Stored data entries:
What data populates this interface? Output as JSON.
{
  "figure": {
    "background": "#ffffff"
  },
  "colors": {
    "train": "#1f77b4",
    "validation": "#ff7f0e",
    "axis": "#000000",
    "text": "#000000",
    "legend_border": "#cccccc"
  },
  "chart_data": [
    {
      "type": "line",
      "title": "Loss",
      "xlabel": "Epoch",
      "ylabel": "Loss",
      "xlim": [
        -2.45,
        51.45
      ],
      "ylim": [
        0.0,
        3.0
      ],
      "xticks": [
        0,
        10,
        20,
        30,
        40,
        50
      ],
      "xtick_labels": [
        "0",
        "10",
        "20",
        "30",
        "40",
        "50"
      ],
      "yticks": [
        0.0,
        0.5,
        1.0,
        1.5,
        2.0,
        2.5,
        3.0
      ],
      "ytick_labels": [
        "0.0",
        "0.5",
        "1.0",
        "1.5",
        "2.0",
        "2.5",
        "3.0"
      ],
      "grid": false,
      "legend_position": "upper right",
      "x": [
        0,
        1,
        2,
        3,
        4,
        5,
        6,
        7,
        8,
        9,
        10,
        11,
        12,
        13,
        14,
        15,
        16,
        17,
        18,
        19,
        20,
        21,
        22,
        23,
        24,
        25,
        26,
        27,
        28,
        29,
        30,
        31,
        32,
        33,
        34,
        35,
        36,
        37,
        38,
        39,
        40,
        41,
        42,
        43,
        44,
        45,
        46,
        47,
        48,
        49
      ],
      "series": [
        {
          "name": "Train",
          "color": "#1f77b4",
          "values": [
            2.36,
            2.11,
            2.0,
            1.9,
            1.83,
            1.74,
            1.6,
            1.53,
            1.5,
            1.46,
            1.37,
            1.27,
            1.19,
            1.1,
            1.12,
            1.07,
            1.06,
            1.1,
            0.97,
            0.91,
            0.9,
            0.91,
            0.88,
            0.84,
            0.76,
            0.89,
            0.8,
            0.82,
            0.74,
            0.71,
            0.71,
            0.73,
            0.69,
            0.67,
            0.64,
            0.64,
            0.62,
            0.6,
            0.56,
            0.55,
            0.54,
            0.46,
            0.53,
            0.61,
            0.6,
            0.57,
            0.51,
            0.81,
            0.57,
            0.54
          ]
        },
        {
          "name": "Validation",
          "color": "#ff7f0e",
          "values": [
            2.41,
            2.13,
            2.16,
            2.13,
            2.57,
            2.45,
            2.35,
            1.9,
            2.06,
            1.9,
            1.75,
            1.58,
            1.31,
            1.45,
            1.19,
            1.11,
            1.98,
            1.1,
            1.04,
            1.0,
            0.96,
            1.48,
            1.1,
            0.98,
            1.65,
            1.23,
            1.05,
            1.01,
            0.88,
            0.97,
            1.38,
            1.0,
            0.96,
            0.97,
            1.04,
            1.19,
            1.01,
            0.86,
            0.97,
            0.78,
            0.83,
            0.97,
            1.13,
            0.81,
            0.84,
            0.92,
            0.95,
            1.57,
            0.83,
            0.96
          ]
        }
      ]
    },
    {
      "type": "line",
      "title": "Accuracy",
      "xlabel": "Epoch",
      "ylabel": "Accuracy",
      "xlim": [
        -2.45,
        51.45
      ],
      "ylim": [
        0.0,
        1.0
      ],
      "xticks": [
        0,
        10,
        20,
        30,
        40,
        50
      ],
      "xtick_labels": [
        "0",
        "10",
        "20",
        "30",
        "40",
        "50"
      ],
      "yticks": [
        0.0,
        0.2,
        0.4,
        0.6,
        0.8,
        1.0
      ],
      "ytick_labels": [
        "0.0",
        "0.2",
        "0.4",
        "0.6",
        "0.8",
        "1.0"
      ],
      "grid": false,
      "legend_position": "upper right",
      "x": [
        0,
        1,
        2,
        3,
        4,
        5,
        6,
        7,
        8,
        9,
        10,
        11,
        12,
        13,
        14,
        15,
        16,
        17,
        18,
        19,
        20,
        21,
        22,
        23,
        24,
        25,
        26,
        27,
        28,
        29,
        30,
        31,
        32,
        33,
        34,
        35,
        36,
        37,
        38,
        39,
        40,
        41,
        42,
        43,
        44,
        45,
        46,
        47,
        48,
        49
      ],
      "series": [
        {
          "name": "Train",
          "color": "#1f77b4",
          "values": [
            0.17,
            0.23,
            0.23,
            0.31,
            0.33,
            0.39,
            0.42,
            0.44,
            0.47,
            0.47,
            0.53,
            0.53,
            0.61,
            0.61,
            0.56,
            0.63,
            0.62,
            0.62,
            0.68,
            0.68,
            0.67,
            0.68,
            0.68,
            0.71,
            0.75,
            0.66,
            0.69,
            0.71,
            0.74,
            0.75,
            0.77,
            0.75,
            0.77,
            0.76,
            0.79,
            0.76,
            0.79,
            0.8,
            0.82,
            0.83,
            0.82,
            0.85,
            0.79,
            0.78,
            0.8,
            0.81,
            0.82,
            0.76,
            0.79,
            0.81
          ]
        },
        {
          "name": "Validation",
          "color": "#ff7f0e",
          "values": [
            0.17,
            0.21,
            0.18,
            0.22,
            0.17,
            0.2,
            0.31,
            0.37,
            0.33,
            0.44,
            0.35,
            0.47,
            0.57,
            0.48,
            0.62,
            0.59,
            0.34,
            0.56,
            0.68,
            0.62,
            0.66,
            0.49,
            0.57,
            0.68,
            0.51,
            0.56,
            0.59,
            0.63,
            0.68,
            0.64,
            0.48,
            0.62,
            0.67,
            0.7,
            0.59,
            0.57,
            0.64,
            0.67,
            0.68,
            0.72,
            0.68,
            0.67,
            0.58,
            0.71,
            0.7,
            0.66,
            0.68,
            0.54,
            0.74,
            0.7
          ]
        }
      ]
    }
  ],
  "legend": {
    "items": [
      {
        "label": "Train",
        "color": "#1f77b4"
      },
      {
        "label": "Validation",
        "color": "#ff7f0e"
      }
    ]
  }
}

◆ **AIM**
Write out every entry again, keeping each line exactly the same.

◆ **OUTPUT OF THE TASK**
What data populates this interface? Output as JSON.
{
  "figure": {
    "background": "#ffffff"
  },
  "colors": {
    "train": "#1f77b4",
    "validation": "#ff7f0e",
    "axis": "#000000",
    "text": "#000000",
    "legend_border": "#cccccc"
  },
  "chart_data": [
    {
      "type": "line",
      "title": "Loss",
      "xlabel": "Epoch",
      "ylabel": "Loss",
      "xlim": [
        -2.45,
        51.45
      ],
      "ylim": [
        0.0,
        3.0
      ],
      "xticks": [
        0,
        10,
        20,
        30,
        40,
        50
      ],
      "xtick_labels": [
        "0",
        "10",
        "20",
        "30",
        "40",
        "50"
      ],
      "yticks": [
        0.0,
        0.5,
        1.0,
        1.5,
        2.0,
        2.5,
        3.0
      ],
      "ytick_labels": [
        "0.0",
        "0.5",
        "1.0",
        "1.5",
        "2.0",
        "2.5",
        "3.0"
      ],
      "grid": false,
      "legend_position": "upper right",
      "x": [
        0,
        1,
        2,
        3,
        4,
        5,
        6,
        7,
        8,
        9,
        10,
        11,
        12,
        13,
        14,
        15,
        16,
        17,
        18,
        19,
        20,
        21,
        22,
        23,
        24,
        25,
        26,
        27,
        28,
        29,
        30,
        31,
        32,
        33,
        34,
        35,
        36,
        37,
        38,
        39,
        40,
        41,
        42,
        43,
        44,
        45,
        46,
        47,
        48,
        49
      ],
      "series": [
        {
          "name": "Train",
          "color": "#1f77b4",
          "values": [
            2.36,
            2.11,
            2.0,
            1.9,
            1.83,
            1.74,
            1.6,
            1.53,
            1.5,
            1.46,
            1.37,
            1.27,
            1.19,
            1.1,
            1.12,
            1.07,
            1.06,
            1.1,
            0.97,
            0.91,
            0.9,
            0.91,
            0.88,
            0.84,
            0.76,
            0.89,
            0.8,
            0.82,
            0.74,
            0.71,
            0.71,
            0.73,
            0.69,
            0.67,
            0.64,
            0.64,
            0.62,
            0.6,
            0.56,
            0.55,
            0.54,
            0.46,
            0.53,
            0.61,
            0.6,
            0.57,
            0.51,
            0.81,
            0.57,
            0.54
          ]
        },
        {
          "name": "Validation",
          "color": "#ff7f0e",
          "values": [
            2.41,
            2.13,
            2.16,
            2.13,
            2.57,
            2.45,
            2.35,
            1.9,
            2.06,
            1.9,
            1.75,
            1.58,
            1.31,
            1.45,
            1.19,
            1.11,
            1.98,
            1.1,
            1.04,
            1.0,
            0.96,
            1.48,
            1.1,
            0.98,
            1.65,
            1.23,
            1.05,
            1.01,
            0.88,
            0.97,
            1.38,
            1.0,
            0.96,
            0.97,
            1.04,
            1.19,
            1.01,
            0.86,
            0.97,
            0.78,
            0.83,
            0.97,
            1.13,
            0.81,
            0.84,
            0.92,
            0.95,
            1.57,
            0.83,
            0.96
          ]
        }
      ]
    },
    {
      "type": "line",
      "title": "Accuracy",
      "xlabel": "Epoch",
      "ylabel": "Accuracy",
      "xlim": [
        -2.45,
        51.45
      ],
      "ylim": [
        0.0,
        1.0
      ],
      "xticks": [
        0,
        10,
        20,
        30,
        40,
        50
      ],
      "xtick_labels": [
        "0",
        "10",
        "20",
        "30",
        "40",
        "50"
      ],
      "yticks": [
        0.0,
        0.2,
        0.4,
        0.6,
        0.8,
        1.0
      ],
      "ytick_labels": [
        "0.0",
        "0.2",
        "0.4",
        "0.6",
        "0.8",
        "1.0"
      ],
      "grid": false,
      "legend_position": "upper right",
      "x": [
        0,
        1,
        2,
        3,
        4,
        5,
        6,
        7,
        8,
        9,
        10,
        11,
        12,
        13,
        14,
        15,
        16,
        17,
        18,
        19,
        20,
        21,
        22,
        23,
        24,
        25,
        26,
        27,
        28,
        29,
        30,
        31,
        32,
        33,
        34,
        35,
        36,
        37,
        38,
        39,
        40,
        41,
        42,
        43,
        44,
        45,
        46,
        47,
        48,
        49
      ],
      "series": [
        {
          "name": "Train",
          "color": "#1f77b4",
          "values": [
            0.17,
            0.23,
            0.23,
            0.31,
            0.33,
            0.39,
            0.42,
            0.44,
            0.47,
            0.47,
            0.53,
            0.53,
            0.61,
            0.61,
            0.56,
            0.63,
            0.62,
            0.62,
            0.68,
            0.68,
            0.67,
            0.68,
            0.68,
            0.71,
            0.75,
            0.66,
            0.69,
            0.71,
            0.74,
            0.75,
            0.77,
            0.75,
            0.77,
            0.76,
            0.79,
            0.76,
            0.79,
            0.8,
            0.82,
            0.83,
            0.82,
            0.85,
            0.79,
            0.78,
            0.8,
            0.81,
            0.82,
            0.76,
            0.79,
            0.81
          ]
        },
        {
          "name": "Validation",
          "color": "#ff7f0e",
          "values": [
            0.17,
            0.21,
            0.18,
            0.22,
            0.17,
            0.2,
            0.31,
            0.37,
            0.33,
            0.44,
            0.35,
            0.47,
            0.57,
            0.48,
            0.62,
            0.59,
            0.34,
            0.56,
            0.68,
            0.62,
            0.66,
            0.49,
            0.57,
            0.68,
            0.51,
            0.56,
            0.59,
            0.63,
            0.68,
            0.64,
            0.48,
            0.62,
            0.67,
            0.7,
            0.59,
            0.57,
            0.64,
            0.67,
            0.68,
            0.72,
            0.68,
            0.67,
            0.58,
            0.71,
            0.7,
            0.66,
            0.68,
            0.54,
            0.74,
            0.7
          ]
        }
      ]
    }
  ],
  "legend": {
    "items": [
      {
        "label": "Train",
        "color": "#1f77b4"
      },
      {
        "label": "Validation",
        "color": "#ff7f0e"
      }
    ]
  }
}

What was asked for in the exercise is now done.